• **EXERCISE TASK**:
Scan the lines below for the string "torch" and report how many lines contain it, giving only the number.

• **Stored entries**:
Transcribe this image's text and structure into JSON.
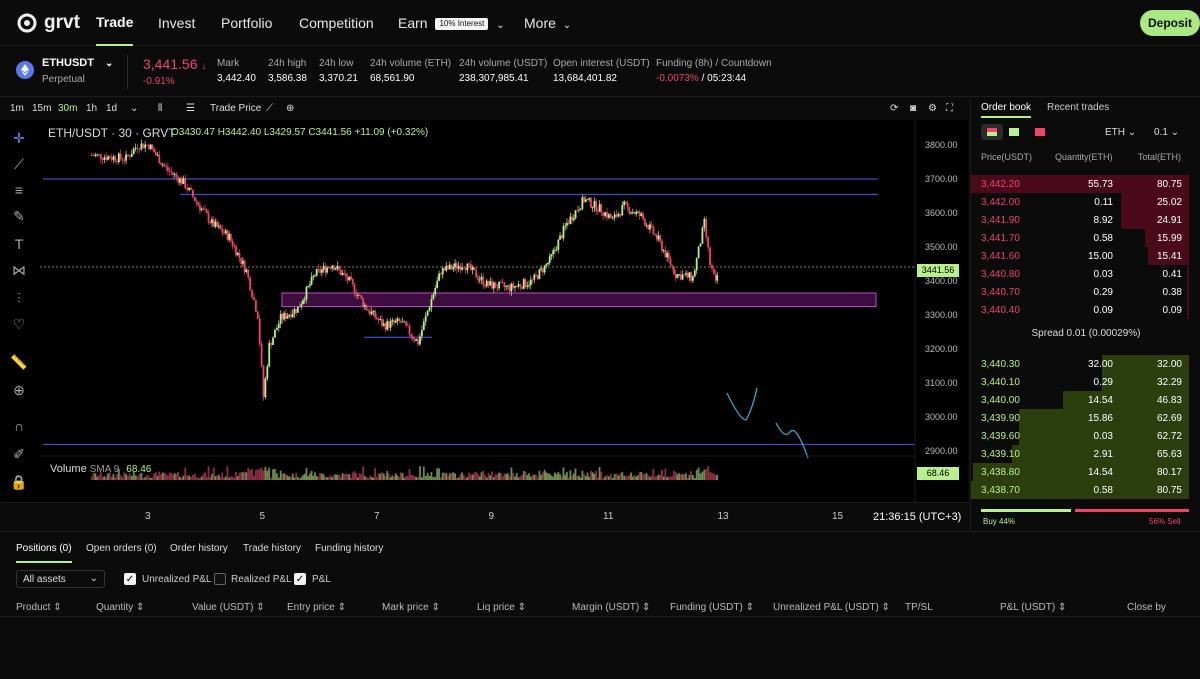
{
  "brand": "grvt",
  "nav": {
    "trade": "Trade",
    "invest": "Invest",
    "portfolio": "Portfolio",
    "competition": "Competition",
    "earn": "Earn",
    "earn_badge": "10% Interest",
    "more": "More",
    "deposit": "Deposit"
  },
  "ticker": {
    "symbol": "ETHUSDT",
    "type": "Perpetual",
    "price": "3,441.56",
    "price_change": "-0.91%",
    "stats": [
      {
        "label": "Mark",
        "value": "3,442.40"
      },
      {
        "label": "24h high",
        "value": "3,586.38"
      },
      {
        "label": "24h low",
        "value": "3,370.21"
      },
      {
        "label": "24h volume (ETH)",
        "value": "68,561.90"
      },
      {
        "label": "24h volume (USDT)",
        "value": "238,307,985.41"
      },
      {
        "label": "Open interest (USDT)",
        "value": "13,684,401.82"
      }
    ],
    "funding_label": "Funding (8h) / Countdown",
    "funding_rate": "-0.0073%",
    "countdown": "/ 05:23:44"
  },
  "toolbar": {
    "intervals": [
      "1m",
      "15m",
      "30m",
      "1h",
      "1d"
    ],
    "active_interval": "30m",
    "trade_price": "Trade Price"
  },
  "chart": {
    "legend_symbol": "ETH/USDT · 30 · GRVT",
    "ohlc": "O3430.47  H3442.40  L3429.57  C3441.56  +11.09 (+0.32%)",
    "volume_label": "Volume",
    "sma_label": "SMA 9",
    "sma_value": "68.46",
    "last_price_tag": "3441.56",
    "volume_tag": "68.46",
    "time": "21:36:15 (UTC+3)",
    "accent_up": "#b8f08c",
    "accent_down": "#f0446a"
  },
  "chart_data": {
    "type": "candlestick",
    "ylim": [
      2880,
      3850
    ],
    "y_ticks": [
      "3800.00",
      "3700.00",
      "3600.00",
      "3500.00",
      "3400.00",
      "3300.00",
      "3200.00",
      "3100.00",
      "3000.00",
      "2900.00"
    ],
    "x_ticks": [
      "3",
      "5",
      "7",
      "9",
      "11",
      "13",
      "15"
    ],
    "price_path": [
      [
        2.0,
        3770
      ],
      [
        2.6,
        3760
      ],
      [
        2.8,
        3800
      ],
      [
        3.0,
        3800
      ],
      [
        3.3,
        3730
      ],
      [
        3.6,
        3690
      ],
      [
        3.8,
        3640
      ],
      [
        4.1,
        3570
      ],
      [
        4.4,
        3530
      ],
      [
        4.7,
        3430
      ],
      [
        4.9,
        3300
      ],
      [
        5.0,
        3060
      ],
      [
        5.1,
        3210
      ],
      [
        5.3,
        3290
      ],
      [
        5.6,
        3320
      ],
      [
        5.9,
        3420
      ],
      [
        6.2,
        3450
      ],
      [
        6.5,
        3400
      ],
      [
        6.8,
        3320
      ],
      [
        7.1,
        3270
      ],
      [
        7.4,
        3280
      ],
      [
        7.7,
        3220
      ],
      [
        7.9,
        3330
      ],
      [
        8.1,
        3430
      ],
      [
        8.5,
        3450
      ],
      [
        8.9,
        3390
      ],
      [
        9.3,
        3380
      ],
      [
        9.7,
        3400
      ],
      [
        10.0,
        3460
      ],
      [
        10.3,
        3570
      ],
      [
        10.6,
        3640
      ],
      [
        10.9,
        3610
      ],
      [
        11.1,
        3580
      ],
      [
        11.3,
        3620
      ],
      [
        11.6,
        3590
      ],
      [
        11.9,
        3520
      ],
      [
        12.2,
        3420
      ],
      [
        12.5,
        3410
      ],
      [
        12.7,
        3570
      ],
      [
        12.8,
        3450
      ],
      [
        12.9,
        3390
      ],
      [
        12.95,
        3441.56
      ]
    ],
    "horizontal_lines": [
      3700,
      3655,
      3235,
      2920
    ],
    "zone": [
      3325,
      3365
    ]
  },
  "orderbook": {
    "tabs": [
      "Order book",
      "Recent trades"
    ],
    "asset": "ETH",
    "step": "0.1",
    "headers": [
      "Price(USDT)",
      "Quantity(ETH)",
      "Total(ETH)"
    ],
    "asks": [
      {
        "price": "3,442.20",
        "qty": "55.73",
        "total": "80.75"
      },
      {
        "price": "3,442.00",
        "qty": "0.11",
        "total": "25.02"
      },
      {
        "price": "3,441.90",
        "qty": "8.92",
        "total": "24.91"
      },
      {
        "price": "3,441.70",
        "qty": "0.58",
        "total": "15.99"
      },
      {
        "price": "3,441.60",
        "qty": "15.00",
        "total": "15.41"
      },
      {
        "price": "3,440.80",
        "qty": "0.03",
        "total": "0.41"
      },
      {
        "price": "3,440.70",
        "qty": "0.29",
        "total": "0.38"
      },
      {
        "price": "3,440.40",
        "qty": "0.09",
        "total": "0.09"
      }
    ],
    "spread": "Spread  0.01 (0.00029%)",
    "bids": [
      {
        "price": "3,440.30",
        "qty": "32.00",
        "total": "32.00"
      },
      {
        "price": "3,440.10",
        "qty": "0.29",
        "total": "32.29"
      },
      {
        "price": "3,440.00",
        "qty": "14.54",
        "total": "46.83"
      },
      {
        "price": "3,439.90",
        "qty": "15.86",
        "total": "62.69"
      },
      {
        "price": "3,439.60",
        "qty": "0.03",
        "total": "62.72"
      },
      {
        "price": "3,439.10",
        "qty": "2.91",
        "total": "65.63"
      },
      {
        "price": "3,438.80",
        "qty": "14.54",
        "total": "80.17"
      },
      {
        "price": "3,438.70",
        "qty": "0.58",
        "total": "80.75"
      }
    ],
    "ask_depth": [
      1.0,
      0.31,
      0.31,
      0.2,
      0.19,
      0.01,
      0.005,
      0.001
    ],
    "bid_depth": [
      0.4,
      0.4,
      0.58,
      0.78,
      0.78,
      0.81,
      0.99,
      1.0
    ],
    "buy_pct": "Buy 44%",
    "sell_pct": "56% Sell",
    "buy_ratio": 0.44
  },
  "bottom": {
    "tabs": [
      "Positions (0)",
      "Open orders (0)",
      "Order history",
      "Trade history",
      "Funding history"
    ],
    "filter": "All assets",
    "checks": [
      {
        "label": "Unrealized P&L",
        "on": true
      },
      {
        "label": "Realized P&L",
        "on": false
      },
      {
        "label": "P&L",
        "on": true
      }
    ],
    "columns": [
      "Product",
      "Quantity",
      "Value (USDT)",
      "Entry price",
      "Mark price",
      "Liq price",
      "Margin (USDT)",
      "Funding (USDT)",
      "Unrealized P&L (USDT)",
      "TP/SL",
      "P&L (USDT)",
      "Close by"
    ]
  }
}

...

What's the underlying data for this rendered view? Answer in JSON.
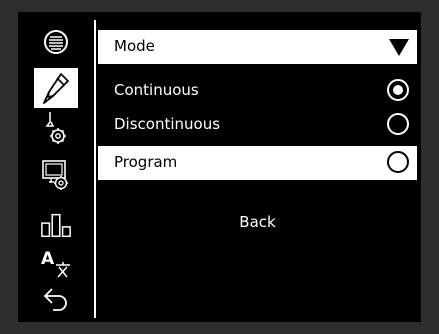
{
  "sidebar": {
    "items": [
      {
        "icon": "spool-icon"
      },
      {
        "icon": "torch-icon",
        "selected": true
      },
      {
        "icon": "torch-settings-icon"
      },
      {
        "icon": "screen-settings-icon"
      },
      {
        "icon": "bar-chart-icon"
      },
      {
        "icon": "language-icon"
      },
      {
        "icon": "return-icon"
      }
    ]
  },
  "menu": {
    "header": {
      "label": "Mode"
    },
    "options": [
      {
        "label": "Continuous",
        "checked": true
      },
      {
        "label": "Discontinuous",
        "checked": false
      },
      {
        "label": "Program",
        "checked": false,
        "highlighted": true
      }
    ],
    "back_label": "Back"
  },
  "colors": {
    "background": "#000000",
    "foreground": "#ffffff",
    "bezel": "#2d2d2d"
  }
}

• **RESULT OF THIS EXERCISE**:
2